(Work to be completed):
Count how many lines below contain the word "icon", then give that number alone.

(Excerpted records):
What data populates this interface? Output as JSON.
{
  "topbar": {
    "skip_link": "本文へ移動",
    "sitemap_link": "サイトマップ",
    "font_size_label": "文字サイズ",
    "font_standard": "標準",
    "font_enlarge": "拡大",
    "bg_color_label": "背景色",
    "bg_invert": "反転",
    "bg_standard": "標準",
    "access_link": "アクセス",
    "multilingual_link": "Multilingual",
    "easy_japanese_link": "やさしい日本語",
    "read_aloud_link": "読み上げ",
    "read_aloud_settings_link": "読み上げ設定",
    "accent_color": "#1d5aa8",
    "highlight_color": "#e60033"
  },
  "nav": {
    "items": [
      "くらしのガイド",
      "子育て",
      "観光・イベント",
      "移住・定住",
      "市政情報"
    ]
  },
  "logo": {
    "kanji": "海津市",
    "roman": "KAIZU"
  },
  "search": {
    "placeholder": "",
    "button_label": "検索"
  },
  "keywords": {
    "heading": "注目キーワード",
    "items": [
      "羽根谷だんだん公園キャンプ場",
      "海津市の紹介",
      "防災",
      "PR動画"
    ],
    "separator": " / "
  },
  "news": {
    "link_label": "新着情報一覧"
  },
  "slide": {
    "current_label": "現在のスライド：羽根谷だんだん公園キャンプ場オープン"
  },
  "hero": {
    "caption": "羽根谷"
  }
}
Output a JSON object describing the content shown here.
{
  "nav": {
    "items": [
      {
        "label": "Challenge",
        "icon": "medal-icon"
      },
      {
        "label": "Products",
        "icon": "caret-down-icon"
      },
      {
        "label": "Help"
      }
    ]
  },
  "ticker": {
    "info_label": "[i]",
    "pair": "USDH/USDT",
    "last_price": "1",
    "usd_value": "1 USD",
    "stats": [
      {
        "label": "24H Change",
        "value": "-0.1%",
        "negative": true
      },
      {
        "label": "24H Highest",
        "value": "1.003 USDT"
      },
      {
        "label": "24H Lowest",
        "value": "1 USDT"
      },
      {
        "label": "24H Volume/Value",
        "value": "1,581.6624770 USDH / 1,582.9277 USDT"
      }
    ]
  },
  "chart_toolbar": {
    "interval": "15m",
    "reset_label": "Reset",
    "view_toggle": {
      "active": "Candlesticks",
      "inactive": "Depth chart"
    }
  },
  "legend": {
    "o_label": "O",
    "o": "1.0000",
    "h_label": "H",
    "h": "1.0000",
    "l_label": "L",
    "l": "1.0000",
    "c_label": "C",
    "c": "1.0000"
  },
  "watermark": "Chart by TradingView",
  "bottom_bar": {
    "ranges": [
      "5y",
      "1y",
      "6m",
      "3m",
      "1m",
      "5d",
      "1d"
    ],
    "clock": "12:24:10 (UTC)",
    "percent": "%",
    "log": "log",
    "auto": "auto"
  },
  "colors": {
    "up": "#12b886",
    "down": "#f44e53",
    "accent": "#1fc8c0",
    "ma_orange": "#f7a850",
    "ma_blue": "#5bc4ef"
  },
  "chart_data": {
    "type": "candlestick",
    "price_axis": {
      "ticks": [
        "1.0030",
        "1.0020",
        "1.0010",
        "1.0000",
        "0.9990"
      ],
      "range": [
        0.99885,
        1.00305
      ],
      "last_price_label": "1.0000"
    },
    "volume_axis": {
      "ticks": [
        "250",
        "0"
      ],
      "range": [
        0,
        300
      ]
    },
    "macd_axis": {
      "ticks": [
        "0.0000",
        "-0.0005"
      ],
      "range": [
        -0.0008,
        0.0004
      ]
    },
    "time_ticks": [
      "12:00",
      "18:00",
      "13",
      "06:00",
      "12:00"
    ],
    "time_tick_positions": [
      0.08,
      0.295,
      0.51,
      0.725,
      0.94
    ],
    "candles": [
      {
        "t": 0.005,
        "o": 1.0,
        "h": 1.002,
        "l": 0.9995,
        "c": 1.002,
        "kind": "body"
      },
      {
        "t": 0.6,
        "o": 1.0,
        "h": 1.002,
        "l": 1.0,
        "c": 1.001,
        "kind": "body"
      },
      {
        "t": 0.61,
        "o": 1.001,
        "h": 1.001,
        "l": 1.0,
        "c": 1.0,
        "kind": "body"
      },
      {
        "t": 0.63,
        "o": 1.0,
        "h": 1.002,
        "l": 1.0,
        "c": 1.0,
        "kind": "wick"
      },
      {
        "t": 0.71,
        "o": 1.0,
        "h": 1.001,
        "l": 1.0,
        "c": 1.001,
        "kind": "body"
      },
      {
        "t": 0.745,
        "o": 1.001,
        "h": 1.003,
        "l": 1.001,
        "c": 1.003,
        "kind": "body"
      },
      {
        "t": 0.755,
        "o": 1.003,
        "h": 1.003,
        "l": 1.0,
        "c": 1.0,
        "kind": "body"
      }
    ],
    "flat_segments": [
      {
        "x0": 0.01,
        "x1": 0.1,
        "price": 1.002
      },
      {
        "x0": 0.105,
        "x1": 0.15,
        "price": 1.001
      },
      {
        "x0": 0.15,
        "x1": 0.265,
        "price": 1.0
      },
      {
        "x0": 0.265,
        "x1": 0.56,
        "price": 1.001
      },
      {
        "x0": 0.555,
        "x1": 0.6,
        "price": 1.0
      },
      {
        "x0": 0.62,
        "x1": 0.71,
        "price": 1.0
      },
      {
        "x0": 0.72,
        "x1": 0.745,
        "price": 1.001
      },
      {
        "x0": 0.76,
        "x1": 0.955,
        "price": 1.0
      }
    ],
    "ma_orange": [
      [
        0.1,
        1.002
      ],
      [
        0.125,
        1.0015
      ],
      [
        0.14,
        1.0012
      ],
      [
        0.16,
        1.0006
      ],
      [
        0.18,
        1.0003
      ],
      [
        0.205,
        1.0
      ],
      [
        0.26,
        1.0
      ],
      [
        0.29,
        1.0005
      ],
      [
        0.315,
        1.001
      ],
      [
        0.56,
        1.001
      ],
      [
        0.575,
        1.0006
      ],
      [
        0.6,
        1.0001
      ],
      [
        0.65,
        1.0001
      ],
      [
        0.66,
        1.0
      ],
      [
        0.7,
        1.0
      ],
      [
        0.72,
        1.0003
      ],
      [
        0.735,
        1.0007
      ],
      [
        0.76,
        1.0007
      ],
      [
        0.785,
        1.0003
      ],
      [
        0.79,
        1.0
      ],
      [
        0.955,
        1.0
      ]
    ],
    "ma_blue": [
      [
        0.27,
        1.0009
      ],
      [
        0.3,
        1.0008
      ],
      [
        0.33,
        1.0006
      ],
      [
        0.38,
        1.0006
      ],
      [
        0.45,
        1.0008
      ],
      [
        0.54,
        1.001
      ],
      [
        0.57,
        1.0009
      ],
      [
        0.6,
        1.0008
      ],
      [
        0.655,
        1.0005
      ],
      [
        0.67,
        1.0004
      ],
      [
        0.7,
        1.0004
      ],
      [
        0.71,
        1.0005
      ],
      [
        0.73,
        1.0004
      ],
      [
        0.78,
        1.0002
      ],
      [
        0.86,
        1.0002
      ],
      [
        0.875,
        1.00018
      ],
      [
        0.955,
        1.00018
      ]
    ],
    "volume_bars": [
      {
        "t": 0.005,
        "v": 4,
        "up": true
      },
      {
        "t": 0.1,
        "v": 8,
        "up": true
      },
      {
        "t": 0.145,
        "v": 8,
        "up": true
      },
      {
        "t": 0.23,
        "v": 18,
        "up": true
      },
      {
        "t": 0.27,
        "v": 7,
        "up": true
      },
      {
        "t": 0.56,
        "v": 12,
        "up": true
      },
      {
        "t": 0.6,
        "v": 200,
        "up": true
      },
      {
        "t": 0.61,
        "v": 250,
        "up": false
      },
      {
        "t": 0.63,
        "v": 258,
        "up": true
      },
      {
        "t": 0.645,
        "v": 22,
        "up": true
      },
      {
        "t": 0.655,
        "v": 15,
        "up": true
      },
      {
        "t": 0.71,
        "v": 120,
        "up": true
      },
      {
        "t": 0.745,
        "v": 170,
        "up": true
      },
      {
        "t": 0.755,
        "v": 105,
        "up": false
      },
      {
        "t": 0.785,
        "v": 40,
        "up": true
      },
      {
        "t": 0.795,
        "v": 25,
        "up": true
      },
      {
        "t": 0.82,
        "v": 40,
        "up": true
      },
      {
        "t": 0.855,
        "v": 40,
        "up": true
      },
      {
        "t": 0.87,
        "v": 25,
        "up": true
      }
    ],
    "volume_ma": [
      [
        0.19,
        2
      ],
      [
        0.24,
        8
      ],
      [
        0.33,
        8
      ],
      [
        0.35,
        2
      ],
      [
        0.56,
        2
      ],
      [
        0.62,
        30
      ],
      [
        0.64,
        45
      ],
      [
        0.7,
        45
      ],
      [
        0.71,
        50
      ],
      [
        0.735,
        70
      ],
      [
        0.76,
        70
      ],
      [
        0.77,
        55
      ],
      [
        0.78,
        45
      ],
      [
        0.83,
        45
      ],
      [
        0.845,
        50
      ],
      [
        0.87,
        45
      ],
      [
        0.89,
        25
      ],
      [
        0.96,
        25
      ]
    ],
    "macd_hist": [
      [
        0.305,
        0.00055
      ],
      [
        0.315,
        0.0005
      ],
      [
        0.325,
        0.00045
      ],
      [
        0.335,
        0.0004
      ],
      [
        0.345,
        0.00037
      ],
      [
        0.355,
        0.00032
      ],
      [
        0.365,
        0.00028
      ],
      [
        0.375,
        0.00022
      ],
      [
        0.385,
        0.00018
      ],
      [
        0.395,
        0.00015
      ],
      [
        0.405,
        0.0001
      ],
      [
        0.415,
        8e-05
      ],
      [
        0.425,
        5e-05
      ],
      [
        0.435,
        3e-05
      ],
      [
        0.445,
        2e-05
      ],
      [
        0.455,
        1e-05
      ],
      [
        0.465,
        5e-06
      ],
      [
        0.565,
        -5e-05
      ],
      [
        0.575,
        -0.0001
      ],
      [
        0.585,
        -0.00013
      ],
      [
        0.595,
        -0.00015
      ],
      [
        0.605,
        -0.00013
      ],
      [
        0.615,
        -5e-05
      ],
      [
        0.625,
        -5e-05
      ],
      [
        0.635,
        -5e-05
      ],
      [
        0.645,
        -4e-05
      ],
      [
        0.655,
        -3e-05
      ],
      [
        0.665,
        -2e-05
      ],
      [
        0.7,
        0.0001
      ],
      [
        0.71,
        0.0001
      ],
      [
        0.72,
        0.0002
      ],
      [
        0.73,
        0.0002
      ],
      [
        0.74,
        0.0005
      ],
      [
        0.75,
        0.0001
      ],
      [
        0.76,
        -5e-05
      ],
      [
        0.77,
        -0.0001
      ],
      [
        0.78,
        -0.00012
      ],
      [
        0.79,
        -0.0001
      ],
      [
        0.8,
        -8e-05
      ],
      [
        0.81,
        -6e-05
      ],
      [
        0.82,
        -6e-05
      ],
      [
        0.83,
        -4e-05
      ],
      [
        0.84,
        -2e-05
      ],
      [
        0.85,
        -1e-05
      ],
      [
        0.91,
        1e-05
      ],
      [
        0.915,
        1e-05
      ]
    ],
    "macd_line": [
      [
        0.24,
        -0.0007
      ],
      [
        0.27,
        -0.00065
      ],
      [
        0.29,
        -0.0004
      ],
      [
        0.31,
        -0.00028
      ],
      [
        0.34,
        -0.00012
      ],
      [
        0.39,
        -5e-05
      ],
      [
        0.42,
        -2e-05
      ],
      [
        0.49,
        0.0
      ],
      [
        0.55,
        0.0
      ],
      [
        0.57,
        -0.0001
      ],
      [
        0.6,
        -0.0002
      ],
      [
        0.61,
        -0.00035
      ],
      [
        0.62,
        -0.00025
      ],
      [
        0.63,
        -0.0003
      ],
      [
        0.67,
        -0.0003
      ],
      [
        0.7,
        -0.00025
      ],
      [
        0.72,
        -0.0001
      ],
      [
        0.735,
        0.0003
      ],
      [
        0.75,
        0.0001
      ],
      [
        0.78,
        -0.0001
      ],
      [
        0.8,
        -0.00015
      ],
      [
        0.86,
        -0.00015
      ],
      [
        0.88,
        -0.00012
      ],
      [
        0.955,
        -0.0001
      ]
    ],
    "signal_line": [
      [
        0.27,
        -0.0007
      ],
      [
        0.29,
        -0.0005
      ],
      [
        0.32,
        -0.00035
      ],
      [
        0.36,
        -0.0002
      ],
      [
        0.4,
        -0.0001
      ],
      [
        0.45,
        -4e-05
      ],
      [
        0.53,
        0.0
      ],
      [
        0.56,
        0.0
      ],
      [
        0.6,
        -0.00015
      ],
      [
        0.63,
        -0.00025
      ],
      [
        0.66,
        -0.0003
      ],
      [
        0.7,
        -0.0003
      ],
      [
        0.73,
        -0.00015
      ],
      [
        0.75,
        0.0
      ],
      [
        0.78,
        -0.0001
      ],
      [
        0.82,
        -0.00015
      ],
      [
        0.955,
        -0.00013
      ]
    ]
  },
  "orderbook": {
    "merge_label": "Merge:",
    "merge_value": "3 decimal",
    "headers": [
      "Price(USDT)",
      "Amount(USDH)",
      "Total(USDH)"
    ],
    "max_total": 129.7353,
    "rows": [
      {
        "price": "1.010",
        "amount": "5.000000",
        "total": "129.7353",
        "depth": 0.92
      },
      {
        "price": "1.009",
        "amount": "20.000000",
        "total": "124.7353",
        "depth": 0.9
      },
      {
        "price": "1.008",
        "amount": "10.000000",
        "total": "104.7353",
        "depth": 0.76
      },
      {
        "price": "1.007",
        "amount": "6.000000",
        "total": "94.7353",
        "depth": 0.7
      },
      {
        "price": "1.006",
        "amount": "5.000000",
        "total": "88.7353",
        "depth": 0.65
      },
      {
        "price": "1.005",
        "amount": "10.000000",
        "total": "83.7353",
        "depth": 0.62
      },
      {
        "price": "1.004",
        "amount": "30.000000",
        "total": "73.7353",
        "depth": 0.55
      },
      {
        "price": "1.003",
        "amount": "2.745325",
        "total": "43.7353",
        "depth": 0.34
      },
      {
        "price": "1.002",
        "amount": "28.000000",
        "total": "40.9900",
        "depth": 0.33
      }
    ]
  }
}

(Written solution):
2